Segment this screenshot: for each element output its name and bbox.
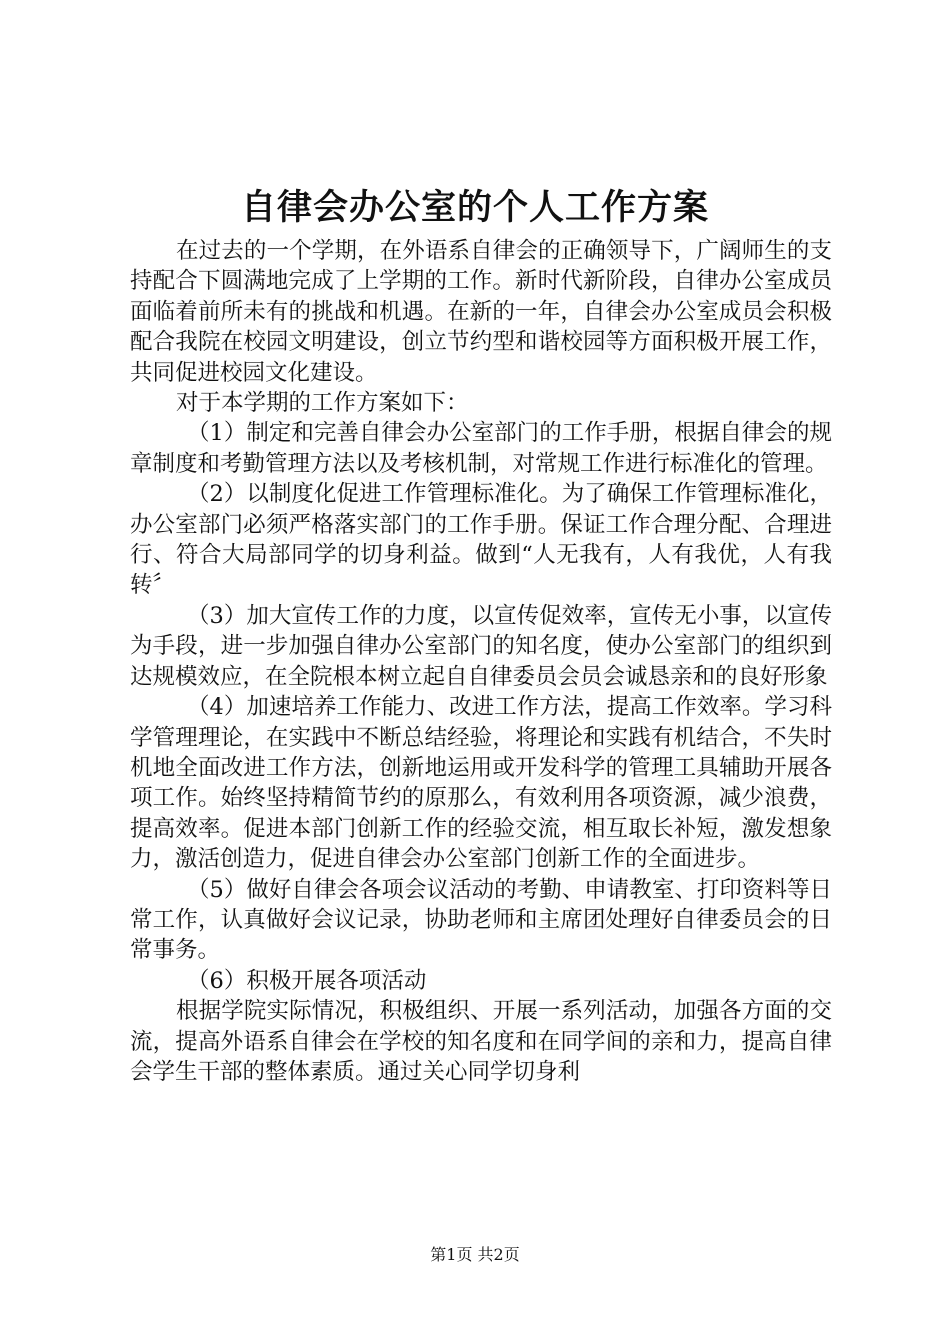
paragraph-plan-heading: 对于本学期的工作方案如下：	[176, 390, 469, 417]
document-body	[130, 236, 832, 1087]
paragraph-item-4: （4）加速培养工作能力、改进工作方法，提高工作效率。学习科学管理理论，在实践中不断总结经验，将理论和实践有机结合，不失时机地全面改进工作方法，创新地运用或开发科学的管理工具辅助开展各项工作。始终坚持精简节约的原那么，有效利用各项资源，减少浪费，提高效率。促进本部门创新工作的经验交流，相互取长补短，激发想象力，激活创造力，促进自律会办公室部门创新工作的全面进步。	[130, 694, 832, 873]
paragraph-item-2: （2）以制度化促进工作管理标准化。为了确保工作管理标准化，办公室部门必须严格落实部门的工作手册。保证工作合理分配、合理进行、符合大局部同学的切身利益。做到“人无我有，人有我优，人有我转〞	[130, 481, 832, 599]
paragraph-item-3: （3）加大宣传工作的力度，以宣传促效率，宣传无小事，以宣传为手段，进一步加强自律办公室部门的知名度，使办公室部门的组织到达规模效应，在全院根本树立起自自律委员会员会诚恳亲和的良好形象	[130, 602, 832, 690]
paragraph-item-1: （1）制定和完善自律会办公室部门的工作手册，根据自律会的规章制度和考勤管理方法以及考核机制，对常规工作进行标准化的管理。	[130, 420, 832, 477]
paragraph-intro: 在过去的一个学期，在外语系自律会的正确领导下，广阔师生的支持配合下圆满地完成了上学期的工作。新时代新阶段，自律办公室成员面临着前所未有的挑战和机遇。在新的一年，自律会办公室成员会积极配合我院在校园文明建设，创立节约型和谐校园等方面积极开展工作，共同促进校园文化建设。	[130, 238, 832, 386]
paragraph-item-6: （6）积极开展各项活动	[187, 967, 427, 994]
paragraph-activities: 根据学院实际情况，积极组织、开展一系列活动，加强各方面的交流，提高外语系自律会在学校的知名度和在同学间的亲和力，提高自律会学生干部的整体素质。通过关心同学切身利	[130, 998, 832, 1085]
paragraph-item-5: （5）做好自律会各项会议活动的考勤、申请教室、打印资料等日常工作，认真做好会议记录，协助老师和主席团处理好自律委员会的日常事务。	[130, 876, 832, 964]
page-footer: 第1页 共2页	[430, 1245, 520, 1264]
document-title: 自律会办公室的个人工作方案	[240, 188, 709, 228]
-*-
■ Directions for this task
Rewrite every line of the entries above as a numbered list, skipping blank lines and leaving the pictures out.

■ Final result
1. Segment this screenshot: for each element output its name and bbox.
2. paragraph-plan-heading: 对于本学期的工作方案如下：	[176, 390, 469, 417]
3. document-body	[130, 236, 832, 1087]
4. paragraph-item-4: （4）加速培养工作能力、改进工作方法，提高工作效率。学习科学管理理论，在实践中不断总结经验，将理论和实践有机结合，不失时机地全面改进工作方法，创新地运用或开发科学的管理工具辅助开展各项工作。始终坚持精简节约的原那么，有效利用各项资源，减少浪费，提高效率。促进本部门创新工作的经验交流，相互取长补短，激发想象力，激活创造力，促进自律会办公室部门创新工作的全面进步。	[130, 694, 832, 873]
5. paragraph-item-2: （2）以制度化促进工作管理标准化。为了确保工作管理标准化，办公室部门必须严格落实部门的工作手册。保证工作合理分配、合理进行、符合大局部同学的切身利益。做到“人无我有，人有我优，人有我转〞	[130, 481, 832, 599]
6. paragraph-item-3: （3）加大宣传工作的力度，以宣传促效率，宣传无小事，以宣传为手段，进一步加强自律办公室部门的知名度，使办公室部门的组织到达规模效应，在全院根本树立起自自律委员会员会诚恳亲和的良好形象	[130, 602, 832, 690]
7. paragraph-item-1: （1）制定和完善自律会办公室部门的工作手册，根据自律会的规章制度和考勤管理方法以及考核机制，对常规工作进行标准化的管理。	[130, 420, 832, 477]
8. paragraph-intro: 在过去的一个学期，在外语系自律会的正确领导下，广阔师生的支持配合下圆满地完成了上学期的工作。新时代新阶段，自律办公室成员面临着前所未有的挑战和机遇。在新的一年，自律会办公室成员会积极配合我院在校园文明建设，创立节约型和谐校园等方面积极开展工作，共同促进校园文化建设。	[130, 238, 832, 386]
9. paragraph-item-6: （6）积极开展各项活动	[187, 967, 427, 994]
10. paragraph-activities: 根据学院实际情况，积极组织、开展一系列活动，加强各方面的交流，提高外语系自律会在学校的知名度和在同学间的亲和力，提高自律会学生干部的整体素质。通过关心同学切身利	[130, 998, 832, 1085]
11. paragraph-item-5: （5）做好自律会各项会议活动的考勤、申请教室、打印资料等日常工作，认真做好会议记录，协助老师和主席团处理好自律委员会的日常事务。	[130, 876, 832, 964]
12. page-footer: 第1页 共2页	[430, 1245, 520, 1264]
13. document-title: 自律会办公室的个人工作方案	[240, 188, 709, 228]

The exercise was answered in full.